Data excerpts
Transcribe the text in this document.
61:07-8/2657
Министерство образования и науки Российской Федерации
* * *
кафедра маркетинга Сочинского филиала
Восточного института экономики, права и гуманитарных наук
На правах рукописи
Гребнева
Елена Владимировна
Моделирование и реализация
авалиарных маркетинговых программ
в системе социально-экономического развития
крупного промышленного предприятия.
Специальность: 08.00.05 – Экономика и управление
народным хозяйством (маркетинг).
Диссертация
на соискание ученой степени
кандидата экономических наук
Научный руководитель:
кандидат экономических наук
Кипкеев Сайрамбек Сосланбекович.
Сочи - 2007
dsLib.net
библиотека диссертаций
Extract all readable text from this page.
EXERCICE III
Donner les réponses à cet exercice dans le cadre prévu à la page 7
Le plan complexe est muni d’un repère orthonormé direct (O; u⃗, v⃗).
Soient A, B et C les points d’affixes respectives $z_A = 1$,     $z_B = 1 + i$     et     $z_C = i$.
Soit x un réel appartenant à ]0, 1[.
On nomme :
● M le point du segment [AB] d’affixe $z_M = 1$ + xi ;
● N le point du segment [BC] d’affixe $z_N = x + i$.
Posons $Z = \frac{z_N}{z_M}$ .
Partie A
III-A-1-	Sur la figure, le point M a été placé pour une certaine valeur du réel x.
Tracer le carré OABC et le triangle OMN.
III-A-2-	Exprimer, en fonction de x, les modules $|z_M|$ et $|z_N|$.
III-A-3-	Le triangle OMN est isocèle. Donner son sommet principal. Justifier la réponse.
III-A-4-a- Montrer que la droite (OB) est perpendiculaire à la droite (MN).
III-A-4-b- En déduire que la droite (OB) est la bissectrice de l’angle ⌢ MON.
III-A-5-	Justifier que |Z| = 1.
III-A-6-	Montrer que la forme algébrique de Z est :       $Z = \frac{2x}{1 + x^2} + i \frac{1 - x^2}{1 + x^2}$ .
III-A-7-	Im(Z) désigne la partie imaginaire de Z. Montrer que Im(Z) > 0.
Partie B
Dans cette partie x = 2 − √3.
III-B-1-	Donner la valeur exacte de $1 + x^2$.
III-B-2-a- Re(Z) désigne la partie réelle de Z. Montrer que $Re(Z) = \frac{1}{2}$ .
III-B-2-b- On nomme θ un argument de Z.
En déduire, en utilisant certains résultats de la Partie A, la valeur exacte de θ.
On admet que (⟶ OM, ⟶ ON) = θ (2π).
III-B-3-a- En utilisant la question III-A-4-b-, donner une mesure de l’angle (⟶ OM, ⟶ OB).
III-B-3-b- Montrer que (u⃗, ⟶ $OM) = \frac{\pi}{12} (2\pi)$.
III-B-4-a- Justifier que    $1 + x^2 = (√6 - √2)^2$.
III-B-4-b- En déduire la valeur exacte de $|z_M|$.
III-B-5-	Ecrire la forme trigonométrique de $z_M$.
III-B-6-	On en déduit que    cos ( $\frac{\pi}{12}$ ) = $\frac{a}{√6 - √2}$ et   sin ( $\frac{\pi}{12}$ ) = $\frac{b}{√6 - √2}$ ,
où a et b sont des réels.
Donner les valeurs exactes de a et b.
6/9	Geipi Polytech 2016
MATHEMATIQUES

EXERCISE GOAL
Reproduce all of the material above word for word.

SOLUTION
Transcribe the text in this document.
61:07-8/2657
Министерство образования и науки Российской Федерации
* * *
кафедра маркетинга Сочинского филиала
Восточного института экономики, права и гуманитарных наук
На правах рукописи
Гребнева
Елена Владимировна
Моделирование и реализация
авалиарных маркетинговых программ
в системе социально-экономического развития
крупного промышленного предприятия.
Специальность: 08.00.05 – Экономика и управление
народным хозяйством (маркетинг).
Диссертация
на соискание ученой степени
кандидата экономических наук
Научный руководитель:
кандидат экономических наук
Кипкеев Сайрамбек Сосланбекович.
Сочи - 2007
dsLib.net
библиотека диссертаций
Extract all readable text from this page.
EXERCICE III
Donner les réponses à cet exercice dans le cadre prévu à la page 7
Le plan complexe est muni d’un repère orthonormé direct (O; u⃗, v⃗).
Soient A, B et C les points d’affixes respectives $z_A = 1$,     $z_B = 1 + i$     et     $z_C = i$.
Soit x un réel appartenant à ]0, 1[.
On nomme :
● M le point du segment [AB] d’affixe $z_M = 1$ + xi ;
● N le point du segment [BC] d’affixe $z_N = x + i$.
Posons $Z = \frac{z_N}{z_M}$ .
Partie A
III-A-1-	Sur la figure, le point M a été placé pour une certaine valeur du réel x.
Tracer le carré OABC et le triangle OMN.
III-A-2-	Exprimer, en fonction de x, les modules $|z_M|$ et $|z_N|$.
III-A-3-	Le triangle OMN est isocèle. Donner son sommet principal. Justifier la réponse.
III-A-4-a- Montrer que la droite (OB) est perpendiculaire à la droite (MN).
III-A-4-b- En déduire que la droite (OB) est la bissectrice de l’angle ⌢ MON.
III-A-5-	Justifier que |Z| = 1.
III-A-6-	Montrer que la forme algébrique de Z est :       $Z = \frac{2x}{1 + x^2} + i \frac{1 - x^2}{1 + x^2}$ .
III-A-7-	Im(Z) désigne la partie imaginaire de Z. Montrer que Im(Z) > 0.
Partie B
Dans cette partie x = 2 − √3.
III-B-1-	Donner la valeur exacte de $1 + x^2$.
III-B-2-a- Re(Z) désigne la partie réelle de Z. Montrer que $Re(Z) = \frac{1}{2}$ .
III-B-2-b- On nomme θ un argument de Z.
En déduire, en utilisant certains résultats de la Partie A, la valeur exacte de θ.
On admet que (⟶ OM, ⟶ ON) = θ (2π).
III-B-3-a- En utilisant la question III-A-4-b-, donner une mesure de l’angle (⟶ OM, ⟶ OB).
III-B-3-b- Montrer que (u⃗, ⟶ $OM) = \frac{\pi}{12} (2\pi)$.
III-B-4-a- Justifier que    $1 + x^2 = (√6 - √2)^2$.
III-B-4-b- En déduire la valeur exacte de $|z_M|$.
III-B-5-	Ecrire la forme trigonométrique de $z_M$.
III-B-6-	On en déduit que    cos ( $\frac{\pi}{12}$ ) = $\frac{a}{√6 - √2}$ et   sin ( $\frac{\pi}{12}$ ) = $\frac{b}{√6 - √2}$ ,
où a et b sont des réels.
Donner les valeurs exactes de a et b.
6/9	Geipi Polytech 2016
MATHEMATIQUES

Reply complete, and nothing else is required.